■ **TASK TO CARRY OUT**
Retype everything in the listing, leaving each line exactly as it is.

■ **Records from a collection of figures**
::::::::::
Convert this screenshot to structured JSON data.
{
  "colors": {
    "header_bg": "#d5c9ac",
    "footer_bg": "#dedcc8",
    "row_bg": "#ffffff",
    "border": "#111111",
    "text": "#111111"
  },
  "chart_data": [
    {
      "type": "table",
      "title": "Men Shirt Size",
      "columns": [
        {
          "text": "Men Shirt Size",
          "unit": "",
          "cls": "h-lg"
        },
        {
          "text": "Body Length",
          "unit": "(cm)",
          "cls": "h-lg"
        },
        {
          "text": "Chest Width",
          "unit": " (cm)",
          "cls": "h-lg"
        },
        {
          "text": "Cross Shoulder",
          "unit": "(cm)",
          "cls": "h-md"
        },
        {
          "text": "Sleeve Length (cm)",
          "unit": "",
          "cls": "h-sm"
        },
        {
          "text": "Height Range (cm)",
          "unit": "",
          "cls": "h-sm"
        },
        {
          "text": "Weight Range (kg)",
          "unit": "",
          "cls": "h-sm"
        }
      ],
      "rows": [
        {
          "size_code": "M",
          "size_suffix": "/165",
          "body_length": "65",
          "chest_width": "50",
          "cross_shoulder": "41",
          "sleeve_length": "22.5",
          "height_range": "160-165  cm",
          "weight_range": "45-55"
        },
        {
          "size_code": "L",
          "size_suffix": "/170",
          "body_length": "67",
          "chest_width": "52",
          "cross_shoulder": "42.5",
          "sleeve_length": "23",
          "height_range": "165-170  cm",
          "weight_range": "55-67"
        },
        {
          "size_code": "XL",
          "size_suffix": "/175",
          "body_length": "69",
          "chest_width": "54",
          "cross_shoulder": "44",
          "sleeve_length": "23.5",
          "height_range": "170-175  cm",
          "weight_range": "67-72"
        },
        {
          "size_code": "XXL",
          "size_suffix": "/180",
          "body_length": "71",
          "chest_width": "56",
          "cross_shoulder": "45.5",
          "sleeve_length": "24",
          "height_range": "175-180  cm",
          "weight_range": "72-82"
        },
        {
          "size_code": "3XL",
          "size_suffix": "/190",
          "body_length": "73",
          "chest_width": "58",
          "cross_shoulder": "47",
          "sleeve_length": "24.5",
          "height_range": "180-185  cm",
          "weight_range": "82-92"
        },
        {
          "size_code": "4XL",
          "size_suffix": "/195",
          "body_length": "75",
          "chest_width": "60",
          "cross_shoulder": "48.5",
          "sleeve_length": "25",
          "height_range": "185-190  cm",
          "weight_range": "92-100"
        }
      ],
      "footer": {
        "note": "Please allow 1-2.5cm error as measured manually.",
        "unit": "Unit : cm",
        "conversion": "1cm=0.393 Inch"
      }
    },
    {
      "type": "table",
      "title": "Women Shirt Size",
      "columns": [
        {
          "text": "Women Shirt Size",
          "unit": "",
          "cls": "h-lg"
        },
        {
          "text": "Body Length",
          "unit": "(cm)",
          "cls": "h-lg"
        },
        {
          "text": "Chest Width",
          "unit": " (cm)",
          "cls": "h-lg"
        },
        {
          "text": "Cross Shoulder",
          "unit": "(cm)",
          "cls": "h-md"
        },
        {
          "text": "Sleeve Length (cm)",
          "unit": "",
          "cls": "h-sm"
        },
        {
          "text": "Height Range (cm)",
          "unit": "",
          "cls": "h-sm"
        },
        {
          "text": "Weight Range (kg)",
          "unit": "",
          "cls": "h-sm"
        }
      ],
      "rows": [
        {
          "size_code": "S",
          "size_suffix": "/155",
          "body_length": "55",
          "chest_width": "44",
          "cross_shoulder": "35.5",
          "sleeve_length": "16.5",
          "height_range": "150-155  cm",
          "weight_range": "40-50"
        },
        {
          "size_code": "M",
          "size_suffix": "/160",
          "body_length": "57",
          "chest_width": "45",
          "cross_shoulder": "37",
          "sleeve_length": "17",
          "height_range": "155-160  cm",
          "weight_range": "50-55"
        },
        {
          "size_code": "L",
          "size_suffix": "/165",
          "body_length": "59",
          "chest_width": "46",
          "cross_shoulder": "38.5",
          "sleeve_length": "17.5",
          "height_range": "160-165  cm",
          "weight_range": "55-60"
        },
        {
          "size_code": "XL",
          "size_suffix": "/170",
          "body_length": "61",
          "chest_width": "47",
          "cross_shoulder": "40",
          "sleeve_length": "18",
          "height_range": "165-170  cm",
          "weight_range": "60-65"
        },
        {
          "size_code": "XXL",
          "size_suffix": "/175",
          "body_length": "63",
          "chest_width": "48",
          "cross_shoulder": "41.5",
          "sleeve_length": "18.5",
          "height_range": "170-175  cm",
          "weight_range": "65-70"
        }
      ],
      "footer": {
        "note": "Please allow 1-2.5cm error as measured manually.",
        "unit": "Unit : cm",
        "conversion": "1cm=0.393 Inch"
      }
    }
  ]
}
::::::::::
■ **EXERCISE ANSWER**
Convert this screenshot to structured JSON data.
{
  "colors": {
    "header_bg": "#d5c9ac",
    "footer_bg": "#dedcc8",
    "row_bg": "#ffffff",
    "border": "#111111",
    "text": "#111111"
  },
  "chart_data": [
    {
      "type": "table",
      "title": "Men Shirt Size",
      "columns": [
        {
          "text": "Men Shirt Size",
          "unit": "",
          "cls": "h-lg"
        },
        {
          "text": "Body Length",
          "unit": "(cm)",
          "cls": "h-lg"
        },
        {
          "text": "Chest Width",
          "unit": " (cm)",
          "cls": "h-lg"
        },
        {
          "text": "Cross Shoulder",
          "unit": "(cm)",
          "cls": "h-md"
        },
        {
          "text": "Sleeve Length (cm)",
          "unit": "",
          "cls": "h-sm"
        },
        {
          "text": "Height Range (cm)",
          "unit": "",
          "cls": "h-sm"
        },
        {
          "text": "Weight Range (kg)",
          "unit": "",
          "cls": "h-sm"
        }
      ],
      "rows": [
        {
          "size_code": "M",
          "size_suffix": "/165",
          "body_length": "65",
          "chest_width": "50",
          "cross_shoulder": "41",
          "sleeve_length": "22.5",
          "height_range": "160-165  cm",
          "weight_range": "45-55"
        },
        {
          "size_code": "L",
          "size_suffix": "/170",
          "body_length": "67",
          "chest_width": "52",
          "cross_shoulder": "42.5",
          "sleeve_length": "23",
          "height_range": "165-170  cm",
          "weight_range": "55-67"
        },
        {
          "size_code": "XL",
          "size_suffix": "/175",
          "body_length": "69",
          "chest_width": "54",
          "cross_shoulder": "44",
          "sleeve_length": "23.5",
          "height_range": "170-175  cm",
          "weight_range": "67-72"
        },
        {
          "size_code": "XXL",
          "size_suffix": "/180",
          "body_length": "71",
          "chest_width": "56",
          "cross_shoulder": "45.5",
          "sleeve_length": "24",
          "height_range": "175-180  cm",
          "weight_range": "72-82"
        },
        {
          "size_code": "3XL",
          "size_suffix": "/190",
          "body_length": "73",
          "chest_width": "58",
          "cross_shoulder": "47",
          "sleeve_length": "24.5",
          "height_range": "180-185  cm",
          "weight_range": "82-92"
        },
        {
          "size_code": "4XL",
          "size_suffix": "/195",
          "body_length": "75",
          "chest_width": "60",
          "cross_shoulder": "48.5",
          "sleeve_length": "25",
          "height_range": "185-190  cm",
          "weight_range": "92-100"
        }
      ],
      "footer": {
        "note": "Please allow 1-2.5cm error as measured manually.",
        "unit": "Unit : cm",
        "conversion": "1cm=0.393 Inch"
      }
    },
    {
      "type": "table",
      "title": "Women Shirt Size",
      "columns": [
        {
          "text": "Women Shirt Size",
          "unit": "",
          "cls": "h-lg"
        },
        {
          "text": "Body Length",
          "unit": "(cm)",
          "cls": "h-lg"
        },
        {
          "text": "Chest Width",
          "unit": " (cm)",
          "cls": "h-lg"
        },
        {
          "text": "Cross Shoulder",
          "unit": "(cm)",
          "cls": "h-md"
        },
        {
          "text": "Sleeve Length (cm)",
          "unit": "",
          "cls": "h-sm"
        },
        {
          "text": "Height Range (cm)",
          "unit": "",
          "cls": "h-sm"
        },
        {
          "text": "Weight Range (kg)",
          "unit": "",
          "cls": "h-sm"
        }
      ],
      "rows": [
        {
          "size_code": "S",
          "size_suffix": "/155",
          "body_length": "55",
          "chest_width": "44",
          "cross_shoulder": "35.5",
          "sleeve_length": "16.5",
          "height_range": "150-155  cm",
          "weight_range": "40-50"
        },
        {
          "size_code": "M",
          "size_suffix": "/160",
          "body_length": "57",
          "chest_width": "45",
          "cross_shoulder": "37",
          "sleeve_length": "17",
          "height_range": "155-160  cm",
          "weight_range": "50-55"
        },
        {
          "size_code": "L",
          "size_suffix": "/165",
          "body_length": "59",
          "chest_width": "46",
          "cross_shoulder": "38.5",
          "sleeve_length": "17.5",
          "height_range": "160-165  cm",
          "weight_range": "55-60"
        },
        {
          "size_code": "XL",
          "size_suffix": "/170",
          "body_length": "61",
          "chest_width": "47",
          "cross_shoulder": "40",
          "sleeve_length": "18",
          "height_range": "165-170  cm",
          "weight_range": "60-65"
        },
        {
          "size_code": "XXL",
          "size_suffix": "/175",
          "body_length": "63",
          "chest_width": "48",
          "cross_shoulder": "41.5",
          "sleeve_length": "18.5",
          "height_range": "170-175  cm",
          "weight_range": "65-70"
        }
      ],
      "footer": {
        "note": "Please allow 1-2.5cm error as measured manually.",
        "unit": "Unit : cm",
        "conversion": "1cm=0.393 Inch"
      }
    }
  ]
}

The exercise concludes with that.